__Records for the exercise__
"""
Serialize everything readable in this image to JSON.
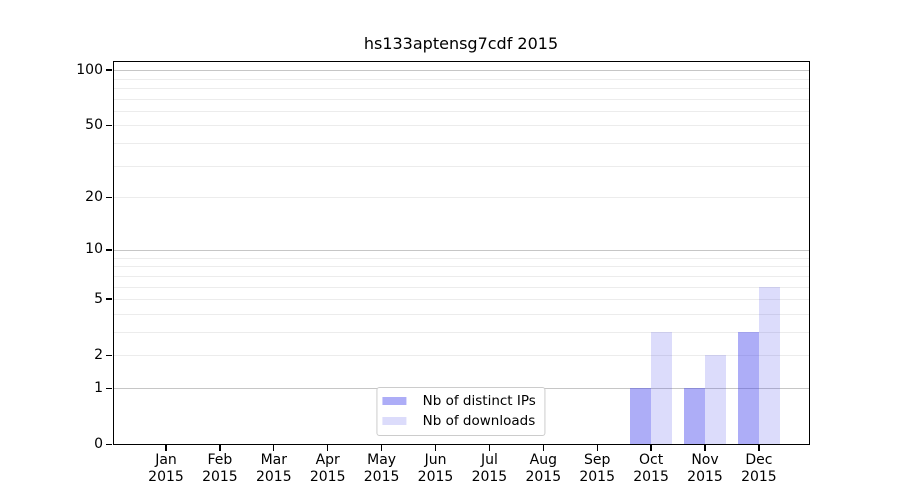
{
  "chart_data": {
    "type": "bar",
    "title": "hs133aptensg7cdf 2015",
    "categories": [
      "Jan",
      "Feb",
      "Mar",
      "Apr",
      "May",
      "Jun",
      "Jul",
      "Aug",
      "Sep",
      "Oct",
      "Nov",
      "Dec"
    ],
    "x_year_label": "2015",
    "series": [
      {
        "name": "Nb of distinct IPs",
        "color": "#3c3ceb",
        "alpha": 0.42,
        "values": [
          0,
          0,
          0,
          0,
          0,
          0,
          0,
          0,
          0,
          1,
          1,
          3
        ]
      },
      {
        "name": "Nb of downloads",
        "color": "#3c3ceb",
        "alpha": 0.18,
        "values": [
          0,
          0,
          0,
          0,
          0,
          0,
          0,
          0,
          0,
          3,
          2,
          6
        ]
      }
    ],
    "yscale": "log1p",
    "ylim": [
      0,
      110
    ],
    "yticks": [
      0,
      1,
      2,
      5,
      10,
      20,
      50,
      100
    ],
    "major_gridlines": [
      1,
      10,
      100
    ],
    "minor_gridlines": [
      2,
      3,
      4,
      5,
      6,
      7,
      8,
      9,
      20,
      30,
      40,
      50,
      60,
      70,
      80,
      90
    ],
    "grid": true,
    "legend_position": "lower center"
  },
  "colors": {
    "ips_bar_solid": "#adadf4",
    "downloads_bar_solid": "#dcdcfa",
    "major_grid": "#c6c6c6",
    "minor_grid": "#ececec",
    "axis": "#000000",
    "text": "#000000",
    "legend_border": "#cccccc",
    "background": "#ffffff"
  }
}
"""
"""
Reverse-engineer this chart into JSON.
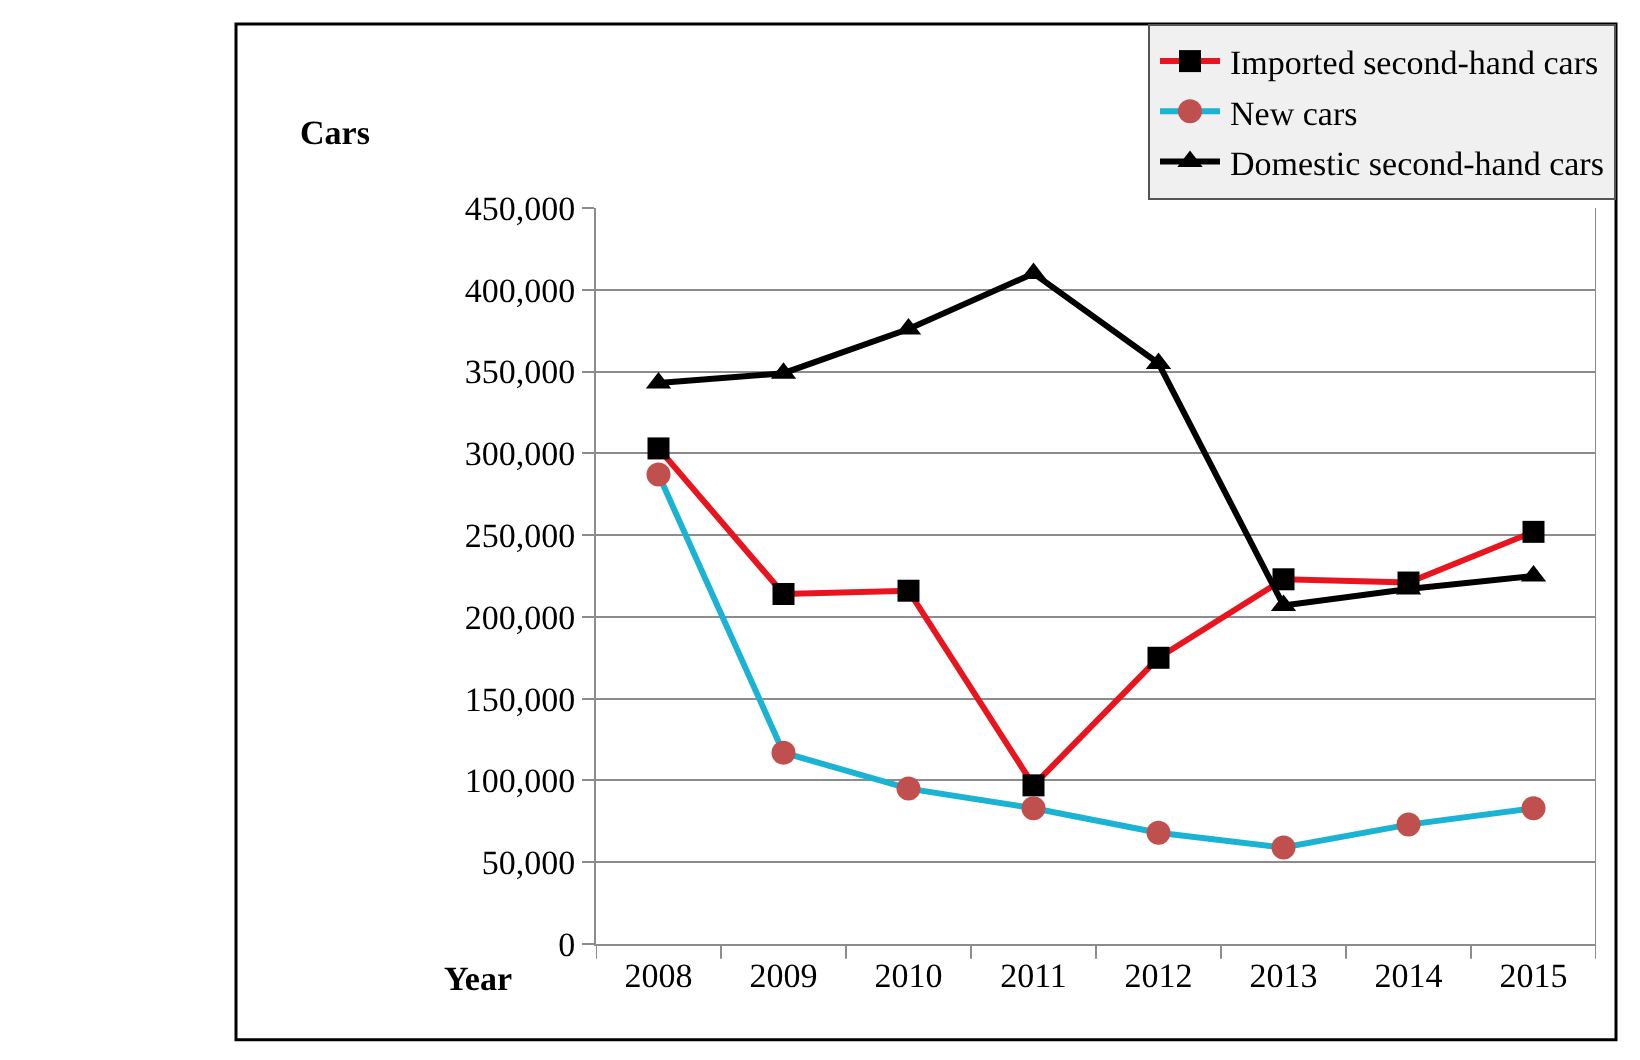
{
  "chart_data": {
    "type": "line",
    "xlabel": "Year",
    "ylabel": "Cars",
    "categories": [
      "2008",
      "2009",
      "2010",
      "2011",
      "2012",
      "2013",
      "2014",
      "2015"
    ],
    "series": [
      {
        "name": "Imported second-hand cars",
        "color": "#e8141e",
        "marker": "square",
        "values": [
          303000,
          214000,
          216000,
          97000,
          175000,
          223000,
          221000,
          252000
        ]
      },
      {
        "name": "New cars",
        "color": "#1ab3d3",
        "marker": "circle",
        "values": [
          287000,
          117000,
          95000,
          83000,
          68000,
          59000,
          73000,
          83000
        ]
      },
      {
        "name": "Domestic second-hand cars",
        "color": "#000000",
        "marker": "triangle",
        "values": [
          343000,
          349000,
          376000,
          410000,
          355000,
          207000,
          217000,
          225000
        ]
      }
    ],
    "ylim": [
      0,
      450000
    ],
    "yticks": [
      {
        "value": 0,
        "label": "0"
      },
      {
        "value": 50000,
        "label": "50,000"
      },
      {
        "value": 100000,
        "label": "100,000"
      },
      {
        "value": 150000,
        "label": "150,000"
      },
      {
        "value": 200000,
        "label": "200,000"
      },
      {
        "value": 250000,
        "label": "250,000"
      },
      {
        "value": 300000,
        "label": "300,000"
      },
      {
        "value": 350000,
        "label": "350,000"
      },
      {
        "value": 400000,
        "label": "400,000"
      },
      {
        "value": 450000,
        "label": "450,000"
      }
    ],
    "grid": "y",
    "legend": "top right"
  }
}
"""
"""
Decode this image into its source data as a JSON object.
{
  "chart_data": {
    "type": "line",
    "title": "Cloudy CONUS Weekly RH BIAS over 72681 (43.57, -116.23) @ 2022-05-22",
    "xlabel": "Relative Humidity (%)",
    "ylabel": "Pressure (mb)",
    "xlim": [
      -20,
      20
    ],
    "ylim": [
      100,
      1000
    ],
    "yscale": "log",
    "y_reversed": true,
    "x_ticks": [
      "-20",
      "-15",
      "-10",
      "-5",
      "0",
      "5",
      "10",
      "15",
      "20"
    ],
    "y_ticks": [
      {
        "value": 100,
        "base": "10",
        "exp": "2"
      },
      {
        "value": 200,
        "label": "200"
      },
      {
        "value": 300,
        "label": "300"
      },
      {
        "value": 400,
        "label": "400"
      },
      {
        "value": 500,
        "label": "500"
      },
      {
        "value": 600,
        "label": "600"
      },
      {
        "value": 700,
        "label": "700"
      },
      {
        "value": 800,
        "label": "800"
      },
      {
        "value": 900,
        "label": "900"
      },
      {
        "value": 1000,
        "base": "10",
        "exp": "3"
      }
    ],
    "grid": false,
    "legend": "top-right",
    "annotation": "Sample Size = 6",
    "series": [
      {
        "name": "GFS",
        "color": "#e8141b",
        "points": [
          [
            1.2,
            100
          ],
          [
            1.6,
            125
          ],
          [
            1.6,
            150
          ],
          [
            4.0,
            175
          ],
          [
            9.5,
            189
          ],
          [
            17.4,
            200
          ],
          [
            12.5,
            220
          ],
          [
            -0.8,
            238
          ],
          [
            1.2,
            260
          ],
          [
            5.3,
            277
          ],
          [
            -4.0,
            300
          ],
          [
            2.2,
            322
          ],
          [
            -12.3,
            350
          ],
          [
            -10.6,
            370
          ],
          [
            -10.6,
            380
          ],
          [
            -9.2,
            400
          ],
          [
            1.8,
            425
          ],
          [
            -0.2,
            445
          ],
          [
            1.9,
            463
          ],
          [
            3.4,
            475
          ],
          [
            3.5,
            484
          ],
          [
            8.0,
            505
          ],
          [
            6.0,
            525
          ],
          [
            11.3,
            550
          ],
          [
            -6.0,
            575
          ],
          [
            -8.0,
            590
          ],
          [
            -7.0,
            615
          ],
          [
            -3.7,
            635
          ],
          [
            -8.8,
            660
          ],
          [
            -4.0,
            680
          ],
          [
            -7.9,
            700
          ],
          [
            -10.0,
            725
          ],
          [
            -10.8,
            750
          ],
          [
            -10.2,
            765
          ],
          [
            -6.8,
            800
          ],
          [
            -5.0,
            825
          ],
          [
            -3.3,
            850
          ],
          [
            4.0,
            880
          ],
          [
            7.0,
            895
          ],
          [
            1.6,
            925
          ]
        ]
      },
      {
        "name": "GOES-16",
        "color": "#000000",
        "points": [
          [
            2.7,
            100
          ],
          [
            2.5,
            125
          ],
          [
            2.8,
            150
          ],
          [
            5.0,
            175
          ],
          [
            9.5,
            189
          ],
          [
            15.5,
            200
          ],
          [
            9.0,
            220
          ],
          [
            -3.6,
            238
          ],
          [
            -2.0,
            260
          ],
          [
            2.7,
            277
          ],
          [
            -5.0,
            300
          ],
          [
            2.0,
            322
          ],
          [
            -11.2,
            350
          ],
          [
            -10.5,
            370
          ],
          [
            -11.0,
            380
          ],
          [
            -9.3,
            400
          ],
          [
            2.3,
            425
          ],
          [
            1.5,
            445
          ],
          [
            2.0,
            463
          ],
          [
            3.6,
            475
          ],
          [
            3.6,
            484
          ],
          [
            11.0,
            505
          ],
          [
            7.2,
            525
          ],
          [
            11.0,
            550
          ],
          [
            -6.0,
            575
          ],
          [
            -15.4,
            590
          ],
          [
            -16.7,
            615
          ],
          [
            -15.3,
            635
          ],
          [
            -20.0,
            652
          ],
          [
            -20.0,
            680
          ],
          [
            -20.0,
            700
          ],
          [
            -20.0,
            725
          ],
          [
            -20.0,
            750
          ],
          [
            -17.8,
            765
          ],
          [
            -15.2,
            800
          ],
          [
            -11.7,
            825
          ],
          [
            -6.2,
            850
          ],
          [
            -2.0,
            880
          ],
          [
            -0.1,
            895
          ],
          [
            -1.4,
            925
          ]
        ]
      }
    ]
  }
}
"""
__Objective__
Check each line in the listing above for the string "second", then report how many lines contain it, with no other text.

__Exercise result__
2